▶ **Task directions**
Retype each line exactly. Skip images.

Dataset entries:
::::

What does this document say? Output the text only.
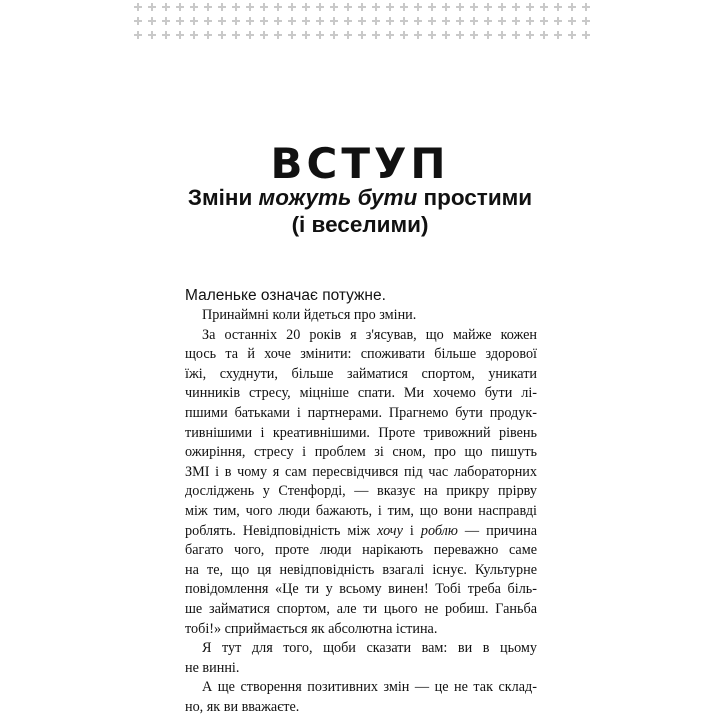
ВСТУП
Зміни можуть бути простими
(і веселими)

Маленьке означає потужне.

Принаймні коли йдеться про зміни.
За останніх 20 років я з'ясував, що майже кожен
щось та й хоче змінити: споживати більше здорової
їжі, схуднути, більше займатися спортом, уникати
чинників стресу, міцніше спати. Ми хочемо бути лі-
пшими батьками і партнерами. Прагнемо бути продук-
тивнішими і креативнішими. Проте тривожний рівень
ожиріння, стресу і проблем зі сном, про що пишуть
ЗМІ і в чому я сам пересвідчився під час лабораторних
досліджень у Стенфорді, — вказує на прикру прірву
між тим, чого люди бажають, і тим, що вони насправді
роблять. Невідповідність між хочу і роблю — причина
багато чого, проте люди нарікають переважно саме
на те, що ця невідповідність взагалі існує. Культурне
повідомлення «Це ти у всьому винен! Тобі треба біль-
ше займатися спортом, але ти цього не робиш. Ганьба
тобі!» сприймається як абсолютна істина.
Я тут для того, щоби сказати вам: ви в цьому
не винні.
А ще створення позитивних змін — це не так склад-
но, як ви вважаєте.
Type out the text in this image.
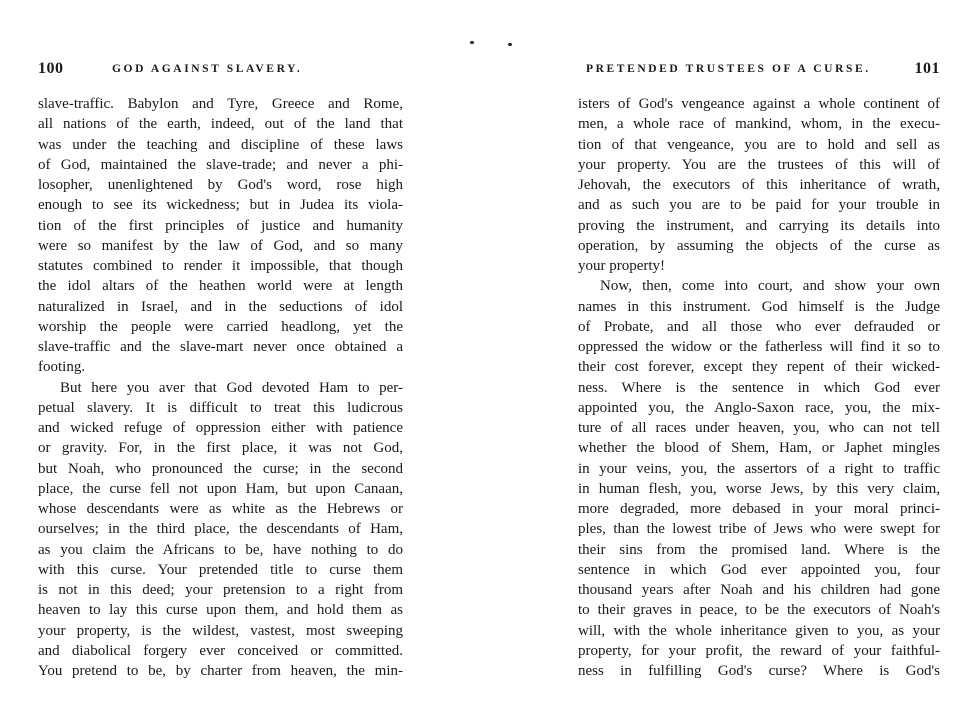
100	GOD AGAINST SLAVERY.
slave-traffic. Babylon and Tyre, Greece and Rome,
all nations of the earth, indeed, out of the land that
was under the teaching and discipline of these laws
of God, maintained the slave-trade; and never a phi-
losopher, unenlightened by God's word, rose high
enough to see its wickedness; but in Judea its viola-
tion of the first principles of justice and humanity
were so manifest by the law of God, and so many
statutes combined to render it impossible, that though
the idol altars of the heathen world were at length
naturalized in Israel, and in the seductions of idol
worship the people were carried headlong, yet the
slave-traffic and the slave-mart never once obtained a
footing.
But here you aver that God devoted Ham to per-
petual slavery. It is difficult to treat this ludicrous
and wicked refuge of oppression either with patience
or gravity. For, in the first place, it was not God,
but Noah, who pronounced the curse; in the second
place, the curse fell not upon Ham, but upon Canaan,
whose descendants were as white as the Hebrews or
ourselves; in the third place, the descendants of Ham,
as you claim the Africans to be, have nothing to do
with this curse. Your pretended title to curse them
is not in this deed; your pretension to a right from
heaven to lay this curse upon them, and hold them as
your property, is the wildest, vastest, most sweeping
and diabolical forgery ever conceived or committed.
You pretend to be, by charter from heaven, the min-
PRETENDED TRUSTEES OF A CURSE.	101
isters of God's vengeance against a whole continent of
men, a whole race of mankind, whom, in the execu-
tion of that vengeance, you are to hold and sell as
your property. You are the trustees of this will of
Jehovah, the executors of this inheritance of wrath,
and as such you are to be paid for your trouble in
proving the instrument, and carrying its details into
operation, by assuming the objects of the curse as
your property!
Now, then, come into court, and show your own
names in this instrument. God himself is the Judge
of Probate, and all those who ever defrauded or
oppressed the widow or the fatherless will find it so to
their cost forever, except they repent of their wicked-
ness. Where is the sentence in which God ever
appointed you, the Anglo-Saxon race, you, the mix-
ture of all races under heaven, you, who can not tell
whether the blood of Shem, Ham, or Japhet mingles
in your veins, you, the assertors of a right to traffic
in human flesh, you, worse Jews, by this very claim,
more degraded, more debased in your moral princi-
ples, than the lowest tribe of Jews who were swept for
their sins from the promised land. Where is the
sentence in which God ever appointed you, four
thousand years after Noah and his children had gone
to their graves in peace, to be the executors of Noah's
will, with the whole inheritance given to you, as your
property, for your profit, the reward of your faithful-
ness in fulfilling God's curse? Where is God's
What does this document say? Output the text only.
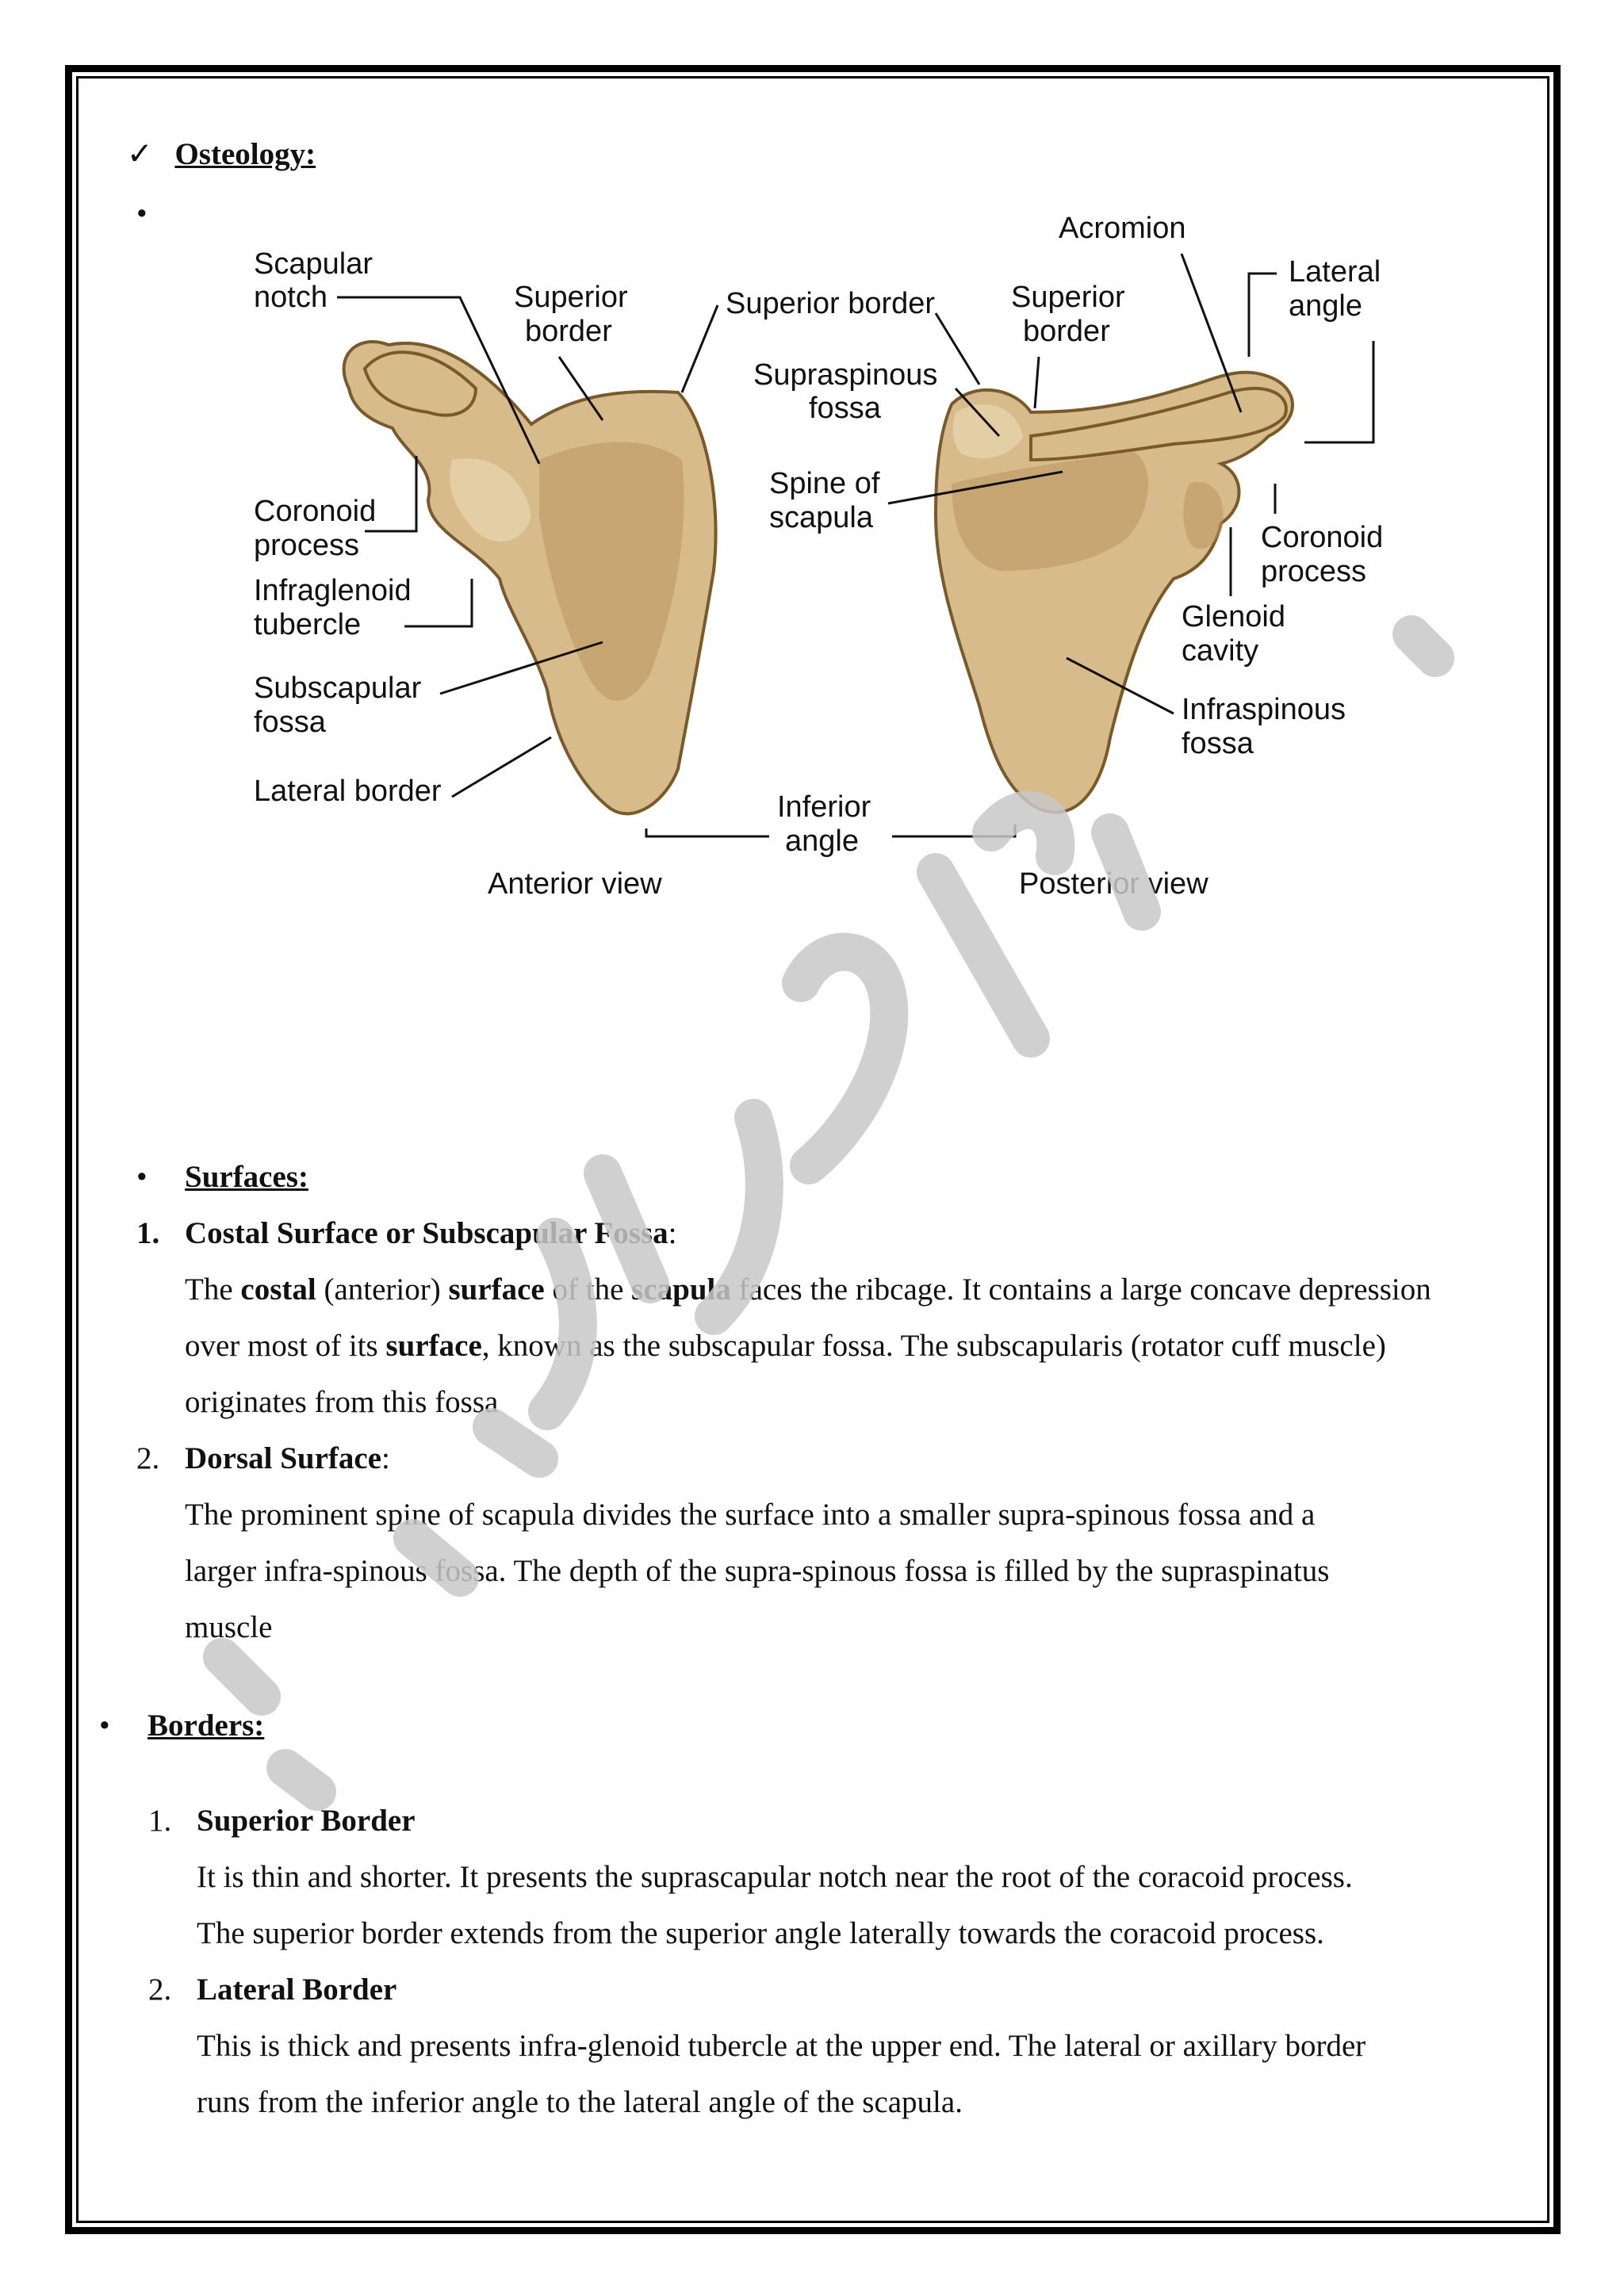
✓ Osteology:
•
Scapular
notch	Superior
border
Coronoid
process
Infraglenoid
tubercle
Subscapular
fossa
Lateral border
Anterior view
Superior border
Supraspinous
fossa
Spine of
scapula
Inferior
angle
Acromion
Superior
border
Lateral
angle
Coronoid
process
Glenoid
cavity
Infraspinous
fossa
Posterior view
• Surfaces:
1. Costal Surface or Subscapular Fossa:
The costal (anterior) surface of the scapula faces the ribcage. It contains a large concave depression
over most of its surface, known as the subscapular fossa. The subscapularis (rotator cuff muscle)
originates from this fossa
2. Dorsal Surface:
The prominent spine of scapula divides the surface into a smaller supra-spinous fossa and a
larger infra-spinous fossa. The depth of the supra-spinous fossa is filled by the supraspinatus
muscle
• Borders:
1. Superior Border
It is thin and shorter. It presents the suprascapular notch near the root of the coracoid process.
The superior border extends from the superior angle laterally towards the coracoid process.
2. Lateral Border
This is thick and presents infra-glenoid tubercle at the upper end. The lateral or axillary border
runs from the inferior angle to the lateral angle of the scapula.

::::

▶ **Task response**
What does this document say? Output the text only.
ВСТУП
Зміни можуть бути простими
(і веселими)

Маленьке означає потужне.

Принаймні коли йдеться про зміни.
За останніх 20 років я з'ясував, що майже кожен
щось та й хоче змінити: споживати більше здорової
їжі, схуднути, більше займатися спортом, уникати
чинників стресу, міцніше спати. Ми хочемо бути лі-
пшими батьками і партнерами. Прагнемо бути продук-
тивнішими і креативнішими. Проте тривожний рівень
ожиріння, стресу і проблем зі сном, про що пишуть
ЗМІ і в чому я сам пересвідчився під час лабораторних
досліджень у Стенфорді, — вказує на прикру прірву
між тим, чого люди бажають, і тим, що вони насправді
роблять. Невідповідність між хочу і роблю — причина
багато чого, проте люди нарікають переважно саме
на те, що ця невідповідність взагалі існує. Культурне
повідомлення «Це ти у всьому винен! Тобі треба біль-
ше займатися спортом, але ти цього не робиш. Ганьба
тобі!» сприймається як абсолютна істина.
Я тут для того, щоби сказати вам: ви в цьому
не винні.
А ще створення позитивних змін — це не так склад-
но, як ви вважаєте.
Type out the text in this image.
100	GOD AGAINST SLAVERY.
slave-traffic. Babylon and Tyre, Greece and Rome,
all nations of the earth, indeed, out of the land that
was under the teaching and discipline of these laws
of God, maintained the slave-trade; and never a phi-
losopher, unenlightened by God's word, rose high
enough to see its wickedness; but in Judea its viola-
tion of the first principles of justice and humanity
were so manifest by the law of God, and so many
statutes combined to render it impossible, that though
the idol altars of the heathen world were at length
naturalized in Israel, and in the seductions of idol
worship the people were carried headlong, yet the
slave-traffic and the slave-mart never once obtained a
footing.
But here you aver that God devoted Ham to per-
petual slavery. It is difficult to treat this ludicrous
and wicked refuge of oppression either with patience
or gravity. For, in the first place, it was not God,
but Noah, who pronounced the curse; in the second
place, the curse fell not upon Ham, but upon Canaan,
whose descendants were as white as the Hebrews or
ourselves; in the third place, the descendants of Ham,
as you claim the Africans to be, have nothing to do
with this curse. Your pretended title to curse them
is not in this deed; your pretension to a right from
heaven to lay this curse upon them, and hold them as
your property, is the wildest, vastest, most sweeping
and diabolical forgery ever conceived or committed.
You pretend to be, by charter from heaven, the min-
PRETENDED TRUSTEES OF A CURSE.	101
isters of God's vengeance against a whole continent of
men, a whole race of mankind, whom, in the execu-
tion of that vengeance, you are to hold and sell as
your property. You are the trustees of this will of
Jehovah, the executors of this inheritance of wrath,
and as such you are to be paid for your trouble in
proving the instrument, and carrying its details into
operation, by assuming the objects of the curse as
your property!
Now, then, come into court, and show your own
names in this instrument. God himself is the Judge
of Probate, and all those who ever defrauded or
oppressed the widow or the fatherless will find it so to
their cost forever, except they repent of their wicked-
ness. Where is the sentence in which God ever
appointed you, the Anglo-Saxon race, you, the mix-
ture of all races under heaven, you, who can not tell
whether the blood of Shem, Ham, or Japhet mingles
in your veins, you, the assertors of a right to traffic
in human flesh, you, worse Jews, by this very claim,
more degraded, more debased in your moral princi-
ples, than the lowest tribe of Jews who were swept for
their sins from the promised land. Where is the
sentence in which God ever appointed you, four
thousand years after Noah and his children had gone
to their graves in peace, to be the executors of Noah's
will, with the whole inheritance given to you, as your
property, for your profit, the reward of your faithful-
ness in fulfilling God's curse? Where is God's
What does this document say? Output the text only.
✓ Osteology:
•
Scapular
notch	Superior
border
Coronoid
process
Infraglenoid
tubercle
Subscapular
fossa
Lateral border
Anterior view
Superior border
Supraspinous
fossa
Spine of
scapula
Inferior
angle
Acromion
Superior
border
Lateral
angle
Coronoid
process
Glenoid
cavity
Infraspinous
fossa
Posterior view
• Surfaces:
1. Costal Surface or Subscapular Fossa:
The costal (anterior) surface of the scapula faces the ribcage. It contains a large concave depression
over most of its surface, known as the subscapular fossa. The subscapularis (rotator cuff muscle)
originates from this fossa
2. Dorsal Surface:
The prominent spine of scapula divides the surface into a smaller supra-spinous fossa and a
larger infra-spinous fossa. The depth of the supra-spinous fossa is filled by the supraspinatus
muscle
• Borders:
1. Superior Border
It is thin and shorter. It presents the suprascapular notch near the root of the coracoid process.
The superior border extends from the superior angle laterally towards the coracoid process.
2. Lateral Border
This is thick and presents infra-glenoid tubercle at the upper end. The lateral or axillary border
runs from the inferior angle to the lateral angle of the scapula.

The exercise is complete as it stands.